======== The records ========
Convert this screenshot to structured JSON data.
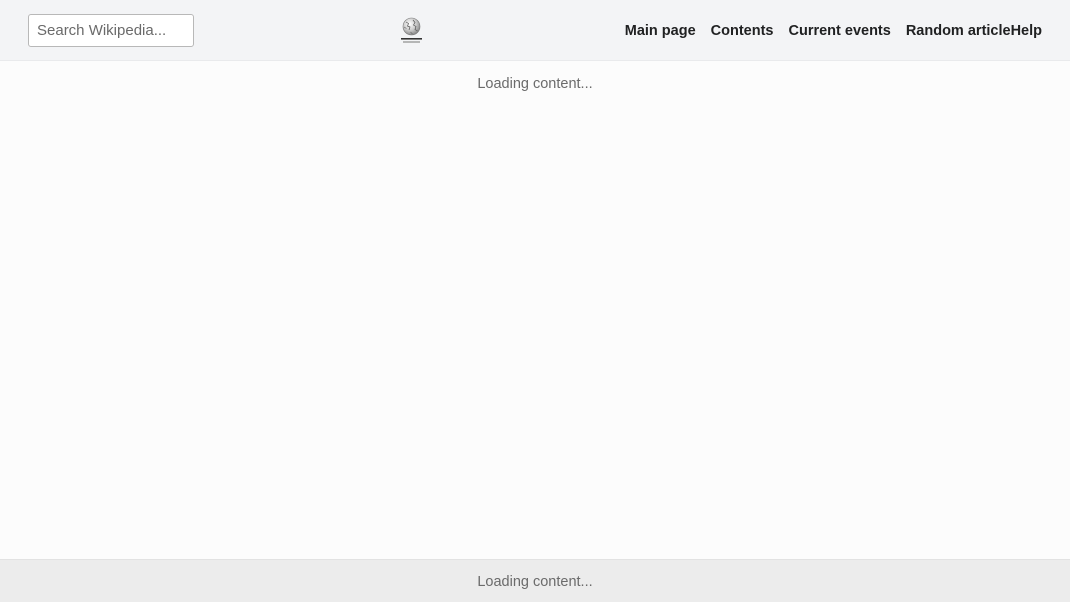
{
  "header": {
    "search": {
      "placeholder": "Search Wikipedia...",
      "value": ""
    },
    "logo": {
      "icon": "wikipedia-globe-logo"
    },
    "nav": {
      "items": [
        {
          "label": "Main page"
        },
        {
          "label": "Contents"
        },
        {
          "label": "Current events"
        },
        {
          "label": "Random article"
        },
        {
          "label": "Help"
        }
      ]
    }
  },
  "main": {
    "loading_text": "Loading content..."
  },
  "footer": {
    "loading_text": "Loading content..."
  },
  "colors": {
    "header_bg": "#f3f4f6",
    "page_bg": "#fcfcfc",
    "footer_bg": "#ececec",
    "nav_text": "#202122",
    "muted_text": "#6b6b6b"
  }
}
========
======== The records ========
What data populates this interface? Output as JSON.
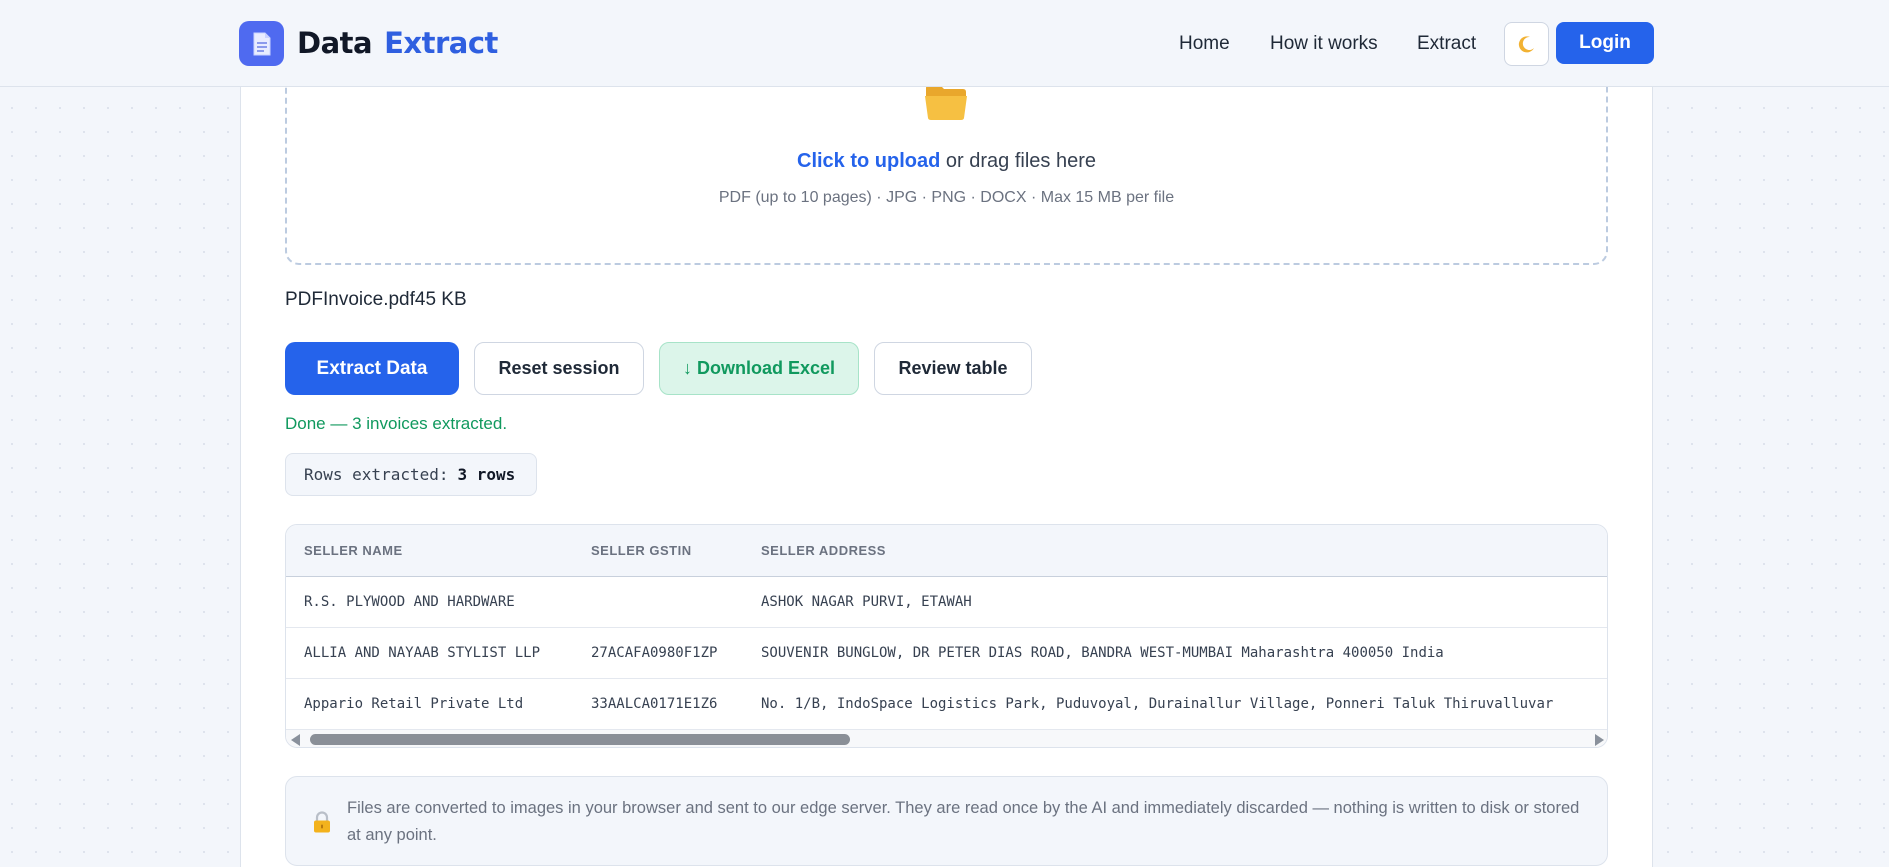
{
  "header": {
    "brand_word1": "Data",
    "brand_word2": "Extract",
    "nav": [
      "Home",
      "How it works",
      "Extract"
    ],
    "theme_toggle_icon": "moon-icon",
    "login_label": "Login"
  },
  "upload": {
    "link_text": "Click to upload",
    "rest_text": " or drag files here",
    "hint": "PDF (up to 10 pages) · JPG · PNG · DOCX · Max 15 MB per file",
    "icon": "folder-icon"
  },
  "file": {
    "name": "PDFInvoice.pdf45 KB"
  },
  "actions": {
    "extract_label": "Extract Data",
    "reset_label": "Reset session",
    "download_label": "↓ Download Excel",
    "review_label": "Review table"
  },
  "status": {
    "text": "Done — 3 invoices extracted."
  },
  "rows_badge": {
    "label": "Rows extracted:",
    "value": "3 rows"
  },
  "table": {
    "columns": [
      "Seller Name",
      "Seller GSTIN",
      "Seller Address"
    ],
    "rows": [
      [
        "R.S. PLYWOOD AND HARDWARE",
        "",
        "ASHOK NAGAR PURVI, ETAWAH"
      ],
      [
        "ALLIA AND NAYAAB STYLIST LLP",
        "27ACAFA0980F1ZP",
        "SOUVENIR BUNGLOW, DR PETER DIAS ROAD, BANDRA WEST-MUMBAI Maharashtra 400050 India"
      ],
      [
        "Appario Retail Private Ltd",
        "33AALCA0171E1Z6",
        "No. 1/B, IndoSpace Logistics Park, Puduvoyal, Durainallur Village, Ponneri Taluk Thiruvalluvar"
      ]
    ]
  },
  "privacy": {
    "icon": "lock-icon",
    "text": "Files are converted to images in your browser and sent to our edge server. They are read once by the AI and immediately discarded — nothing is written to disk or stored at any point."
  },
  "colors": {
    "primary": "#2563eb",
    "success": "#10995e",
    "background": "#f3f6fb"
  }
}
========
### Short problem:
Reproduce each line holding the word "JSON".

### Solution for this task:
Convert this screenshot to structured JSON data.
What data populates this interface? Output as JSON.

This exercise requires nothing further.